Required work — Answer with one number: how many lines hold the string "August".

Saved entries —

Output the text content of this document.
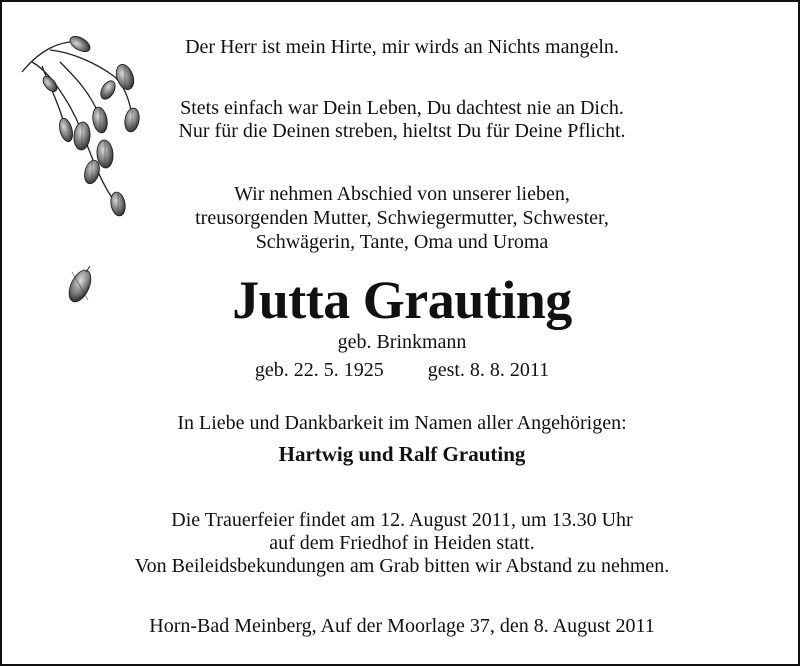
Der Herr ist mein Hirte, mir wirds an Nichts mangeln.
Stets einfach war Dein Leben, Du dachtest nie an Dich.
Nur für die Deinen streben, hieltst Du für Deine Pflicht.
Wir nehmen Abschied von unserer lieben,
treusorgenden Mutter, Schwiegermutter, Schwester,
Schwägerin, Tante, Oma und Uroma
Jutta Grauting
geb. Brinkmann
geb. 22. 5. 1925 gest. 8. 8. 2011
In Liebe und Dankbarkeit im Namen aller Angehörigen:
Hartwig und Ralf Grauting
Die Trauerfeier findet am 12. August 2011, um 13.30 Uhr
auf dem Friedhof in Heiden statt.
Von Beileidsbekundungen am Grab bitten wir Abstand zu nehmen.
Horn-Bad Meinberg, Auf der Moorlage 37, den 8. August 2011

Result for this task — 2